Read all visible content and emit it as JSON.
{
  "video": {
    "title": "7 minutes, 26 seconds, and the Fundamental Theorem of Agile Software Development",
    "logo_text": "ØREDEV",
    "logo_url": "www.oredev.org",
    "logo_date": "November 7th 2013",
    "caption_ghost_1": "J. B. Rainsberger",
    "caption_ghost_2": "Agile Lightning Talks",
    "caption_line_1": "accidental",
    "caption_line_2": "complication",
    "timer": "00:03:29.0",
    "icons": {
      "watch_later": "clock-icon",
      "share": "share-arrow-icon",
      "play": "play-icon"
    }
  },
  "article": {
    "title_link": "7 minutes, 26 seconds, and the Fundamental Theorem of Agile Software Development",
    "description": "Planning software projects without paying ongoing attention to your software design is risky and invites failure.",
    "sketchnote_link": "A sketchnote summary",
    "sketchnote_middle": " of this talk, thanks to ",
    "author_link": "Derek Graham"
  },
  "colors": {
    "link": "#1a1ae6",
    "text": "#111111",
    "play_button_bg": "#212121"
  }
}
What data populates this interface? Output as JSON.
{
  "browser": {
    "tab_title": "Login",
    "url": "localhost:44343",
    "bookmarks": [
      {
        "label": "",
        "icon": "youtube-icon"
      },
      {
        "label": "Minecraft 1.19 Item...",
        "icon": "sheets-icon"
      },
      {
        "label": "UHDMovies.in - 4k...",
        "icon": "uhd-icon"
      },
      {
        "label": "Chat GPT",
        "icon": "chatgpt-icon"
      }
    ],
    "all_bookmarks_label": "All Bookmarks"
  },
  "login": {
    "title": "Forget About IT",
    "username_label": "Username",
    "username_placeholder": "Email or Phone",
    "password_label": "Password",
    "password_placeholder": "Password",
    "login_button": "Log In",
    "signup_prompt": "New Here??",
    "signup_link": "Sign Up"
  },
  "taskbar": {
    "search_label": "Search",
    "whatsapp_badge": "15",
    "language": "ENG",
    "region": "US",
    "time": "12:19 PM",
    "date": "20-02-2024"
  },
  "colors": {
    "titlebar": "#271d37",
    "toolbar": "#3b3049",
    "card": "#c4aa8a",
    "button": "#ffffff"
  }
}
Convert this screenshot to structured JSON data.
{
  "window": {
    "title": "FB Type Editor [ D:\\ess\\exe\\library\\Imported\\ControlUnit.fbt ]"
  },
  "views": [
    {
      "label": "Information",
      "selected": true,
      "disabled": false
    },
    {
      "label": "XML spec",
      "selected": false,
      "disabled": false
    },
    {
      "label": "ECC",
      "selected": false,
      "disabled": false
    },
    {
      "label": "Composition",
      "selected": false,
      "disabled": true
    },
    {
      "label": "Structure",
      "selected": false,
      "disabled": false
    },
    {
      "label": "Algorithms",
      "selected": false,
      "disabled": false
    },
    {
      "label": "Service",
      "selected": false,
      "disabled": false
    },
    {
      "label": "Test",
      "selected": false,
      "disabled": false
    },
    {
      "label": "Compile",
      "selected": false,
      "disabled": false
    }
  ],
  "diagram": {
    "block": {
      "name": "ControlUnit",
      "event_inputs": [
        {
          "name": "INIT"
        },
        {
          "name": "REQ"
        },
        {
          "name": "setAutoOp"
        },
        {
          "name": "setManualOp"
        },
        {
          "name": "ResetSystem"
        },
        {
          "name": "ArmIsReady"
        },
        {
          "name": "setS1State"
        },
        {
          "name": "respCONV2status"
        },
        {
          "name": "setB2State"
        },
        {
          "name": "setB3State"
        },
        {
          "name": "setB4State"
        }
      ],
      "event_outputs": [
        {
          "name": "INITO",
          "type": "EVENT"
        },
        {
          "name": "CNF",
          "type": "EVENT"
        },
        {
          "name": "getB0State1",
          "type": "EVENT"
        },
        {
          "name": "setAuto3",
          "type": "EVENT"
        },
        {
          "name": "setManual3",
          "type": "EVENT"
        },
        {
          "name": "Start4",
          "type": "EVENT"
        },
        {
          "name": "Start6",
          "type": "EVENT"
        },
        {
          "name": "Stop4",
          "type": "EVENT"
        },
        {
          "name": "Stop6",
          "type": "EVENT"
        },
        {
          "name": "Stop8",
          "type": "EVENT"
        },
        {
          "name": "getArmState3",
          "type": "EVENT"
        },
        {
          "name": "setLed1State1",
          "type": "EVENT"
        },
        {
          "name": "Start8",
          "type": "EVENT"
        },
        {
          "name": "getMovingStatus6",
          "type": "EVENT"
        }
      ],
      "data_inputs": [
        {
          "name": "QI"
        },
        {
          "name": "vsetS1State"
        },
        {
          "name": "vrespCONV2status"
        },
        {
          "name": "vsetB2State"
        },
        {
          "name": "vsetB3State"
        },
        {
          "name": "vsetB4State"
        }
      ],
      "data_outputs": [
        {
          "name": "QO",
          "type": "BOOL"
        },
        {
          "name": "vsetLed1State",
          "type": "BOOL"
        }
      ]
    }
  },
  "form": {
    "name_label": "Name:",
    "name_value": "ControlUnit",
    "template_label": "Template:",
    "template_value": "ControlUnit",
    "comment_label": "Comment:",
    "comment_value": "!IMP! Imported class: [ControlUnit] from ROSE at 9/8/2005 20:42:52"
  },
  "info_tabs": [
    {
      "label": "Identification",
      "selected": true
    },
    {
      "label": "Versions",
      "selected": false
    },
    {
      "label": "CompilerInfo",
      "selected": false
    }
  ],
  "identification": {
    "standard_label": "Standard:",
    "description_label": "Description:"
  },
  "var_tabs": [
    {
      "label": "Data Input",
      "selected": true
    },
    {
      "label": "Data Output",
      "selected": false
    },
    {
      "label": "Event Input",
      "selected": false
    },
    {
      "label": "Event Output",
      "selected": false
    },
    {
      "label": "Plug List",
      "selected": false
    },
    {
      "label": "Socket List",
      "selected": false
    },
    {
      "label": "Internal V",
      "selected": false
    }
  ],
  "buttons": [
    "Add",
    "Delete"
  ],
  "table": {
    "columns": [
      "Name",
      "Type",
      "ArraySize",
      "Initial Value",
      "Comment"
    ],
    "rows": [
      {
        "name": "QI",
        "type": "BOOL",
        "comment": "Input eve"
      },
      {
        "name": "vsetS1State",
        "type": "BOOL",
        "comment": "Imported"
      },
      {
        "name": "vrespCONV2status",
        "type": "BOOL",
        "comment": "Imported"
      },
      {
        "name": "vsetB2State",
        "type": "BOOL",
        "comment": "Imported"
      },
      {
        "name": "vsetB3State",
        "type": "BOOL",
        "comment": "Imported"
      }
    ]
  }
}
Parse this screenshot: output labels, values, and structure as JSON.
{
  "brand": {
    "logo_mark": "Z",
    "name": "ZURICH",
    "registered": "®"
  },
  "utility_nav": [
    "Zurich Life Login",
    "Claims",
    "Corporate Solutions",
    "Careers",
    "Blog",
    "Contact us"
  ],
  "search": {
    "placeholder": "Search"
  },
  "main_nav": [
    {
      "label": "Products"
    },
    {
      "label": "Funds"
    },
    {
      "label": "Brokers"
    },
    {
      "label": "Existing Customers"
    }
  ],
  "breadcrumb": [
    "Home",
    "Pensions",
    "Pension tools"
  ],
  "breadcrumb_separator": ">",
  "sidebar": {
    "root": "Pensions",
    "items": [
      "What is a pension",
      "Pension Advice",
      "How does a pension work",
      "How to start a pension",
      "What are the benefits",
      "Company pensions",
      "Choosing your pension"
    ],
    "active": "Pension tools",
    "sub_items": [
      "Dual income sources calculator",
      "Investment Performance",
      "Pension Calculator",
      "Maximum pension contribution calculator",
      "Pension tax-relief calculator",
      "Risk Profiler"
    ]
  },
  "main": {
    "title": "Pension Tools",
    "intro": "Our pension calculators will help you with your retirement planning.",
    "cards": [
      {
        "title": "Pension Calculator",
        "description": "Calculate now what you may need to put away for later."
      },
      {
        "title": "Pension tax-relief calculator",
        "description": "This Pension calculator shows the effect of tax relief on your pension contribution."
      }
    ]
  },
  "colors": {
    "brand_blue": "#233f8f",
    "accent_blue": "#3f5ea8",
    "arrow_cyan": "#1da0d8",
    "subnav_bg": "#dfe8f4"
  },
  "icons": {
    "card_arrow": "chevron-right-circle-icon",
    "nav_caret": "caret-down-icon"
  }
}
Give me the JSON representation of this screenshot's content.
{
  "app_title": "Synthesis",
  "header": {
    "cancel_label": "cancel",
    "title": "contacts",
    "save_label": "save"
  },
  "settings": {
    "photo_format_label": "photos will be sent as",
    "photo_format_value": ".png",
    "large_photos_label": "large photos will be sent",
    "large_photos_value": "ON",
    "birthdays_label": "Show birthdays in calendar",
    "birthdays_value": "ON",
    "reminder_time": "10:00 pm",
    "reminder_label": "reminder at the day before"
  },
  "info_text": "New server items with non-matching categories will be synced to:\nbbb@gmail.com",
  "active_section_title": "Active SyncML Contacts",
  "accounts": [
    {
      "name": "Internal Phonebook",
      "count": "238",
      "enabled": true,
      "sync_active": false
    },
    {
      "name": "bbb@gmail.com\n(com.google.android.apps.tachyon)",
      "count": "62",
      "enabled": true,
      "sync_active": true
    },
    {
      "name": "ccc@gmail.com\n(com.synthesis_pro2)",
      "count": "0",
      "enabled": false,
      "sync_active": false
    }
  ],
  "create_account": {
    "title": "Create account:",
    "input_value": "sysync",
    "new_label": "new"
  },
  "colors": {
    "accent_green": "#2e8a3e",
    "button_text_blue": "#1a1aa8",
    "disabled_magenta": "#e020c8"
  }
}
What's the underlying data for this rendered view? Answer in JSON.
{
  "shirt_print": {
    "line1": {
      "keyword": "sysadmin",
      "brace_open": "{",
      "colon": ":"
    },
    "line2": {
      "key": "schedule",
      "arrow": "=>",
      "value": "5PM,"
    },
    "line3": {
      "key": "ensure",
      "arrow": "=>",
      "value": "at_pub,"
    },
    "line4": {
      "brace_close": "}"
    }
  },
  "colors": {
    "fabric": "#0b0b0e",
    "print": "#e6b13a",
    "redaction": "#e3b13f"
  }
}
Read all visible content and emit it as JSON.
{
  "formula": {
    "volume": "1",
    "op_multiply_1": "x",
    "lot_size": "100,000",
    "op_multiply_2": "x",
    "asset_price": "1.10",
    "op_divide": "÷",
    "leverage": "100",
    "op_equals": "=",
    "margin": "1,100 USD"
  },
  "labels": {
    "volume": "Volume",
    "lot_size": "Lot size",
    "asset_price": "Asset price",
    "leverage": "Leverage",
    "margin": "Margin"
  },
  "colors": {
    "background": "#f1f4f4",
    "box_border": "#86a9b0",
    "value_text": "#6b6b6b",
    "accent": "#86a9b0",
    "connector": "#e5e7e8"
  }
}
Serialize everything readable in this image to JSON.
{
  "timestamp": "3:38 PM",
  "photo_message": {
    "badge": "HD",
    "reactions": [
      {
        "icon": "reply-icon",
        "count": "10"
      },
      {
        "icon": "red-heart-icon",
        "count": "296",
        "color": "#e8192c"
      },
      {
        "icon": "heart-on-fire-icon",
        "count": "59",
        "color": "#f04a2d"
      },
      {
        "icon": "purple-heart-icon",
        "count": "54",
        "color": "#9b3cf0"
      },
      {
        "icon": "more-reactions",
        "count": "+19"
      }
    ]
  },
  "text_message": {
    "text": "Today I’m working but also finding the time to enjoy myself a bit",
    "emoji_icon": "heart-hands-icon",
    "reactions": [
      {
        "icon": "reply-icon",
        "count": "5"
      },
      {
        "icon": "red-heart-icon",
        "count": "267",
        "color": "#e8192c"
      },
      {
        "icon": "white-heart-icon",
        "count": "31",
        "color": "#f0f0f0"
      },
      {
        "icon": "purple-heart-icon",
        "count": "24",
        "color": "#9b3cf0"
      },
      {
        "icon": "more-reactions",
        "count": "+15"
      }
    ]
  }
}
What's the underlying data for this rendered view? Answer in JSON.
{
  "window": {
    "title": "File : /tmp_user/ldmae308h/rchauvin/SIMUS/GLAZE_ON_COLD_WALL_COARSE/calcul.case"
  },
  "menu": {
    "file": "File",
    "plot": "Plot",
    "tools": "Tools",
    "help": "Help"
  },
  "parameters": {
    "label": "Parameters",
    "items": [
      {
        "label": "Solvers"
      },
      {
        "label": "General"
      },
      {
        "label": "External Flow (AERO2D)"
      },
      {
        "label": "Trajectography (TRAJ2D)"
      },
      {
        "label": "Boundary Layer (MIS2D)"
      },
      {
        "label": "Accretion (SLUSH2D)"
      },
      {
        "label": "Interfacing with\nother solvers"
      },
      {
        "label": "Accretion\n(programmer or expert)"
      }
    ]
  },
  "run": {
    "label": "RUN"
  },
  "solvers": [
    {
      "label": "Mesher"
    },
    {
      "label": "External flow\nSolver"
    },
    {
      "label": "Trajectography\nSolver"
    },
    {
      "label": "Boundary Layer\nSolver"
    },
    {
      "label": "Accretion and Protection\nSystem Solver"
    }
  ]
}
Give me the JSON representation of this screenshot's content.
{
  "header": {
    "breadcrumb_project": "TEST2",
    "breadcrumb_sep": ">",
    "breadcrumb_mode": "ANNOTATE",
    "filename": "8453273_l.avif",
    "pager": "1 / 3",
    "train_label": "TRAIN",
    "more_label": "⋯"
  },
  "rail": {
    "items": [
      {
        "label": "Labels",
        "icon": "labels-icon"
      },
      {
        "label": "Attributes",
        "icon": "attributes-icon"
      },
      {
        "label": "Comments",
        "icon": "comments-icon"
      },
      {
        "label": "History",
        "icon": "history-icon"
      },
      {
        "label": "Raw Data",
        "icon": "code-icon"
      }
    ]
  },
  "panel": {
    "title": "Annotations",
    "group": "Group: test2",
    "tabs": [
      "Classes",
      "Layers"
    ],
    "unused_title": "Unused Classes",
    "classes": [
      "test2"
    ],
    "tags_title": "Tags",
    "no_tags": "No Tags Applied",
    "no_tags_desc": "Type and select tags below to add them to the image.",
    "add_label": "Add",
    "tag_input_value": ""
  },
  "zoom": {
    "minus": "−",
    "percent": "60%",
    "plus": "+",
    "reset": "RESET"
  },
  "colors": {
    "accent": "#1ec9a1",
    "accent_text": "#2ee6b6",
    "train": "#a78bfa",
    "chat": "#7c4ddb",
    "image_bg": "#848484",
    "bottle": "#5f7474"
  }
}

::::::::::

**What is expected:** Report how many lines in the listing include the word "minutes". Give nothing but the count.

**Output below:** 2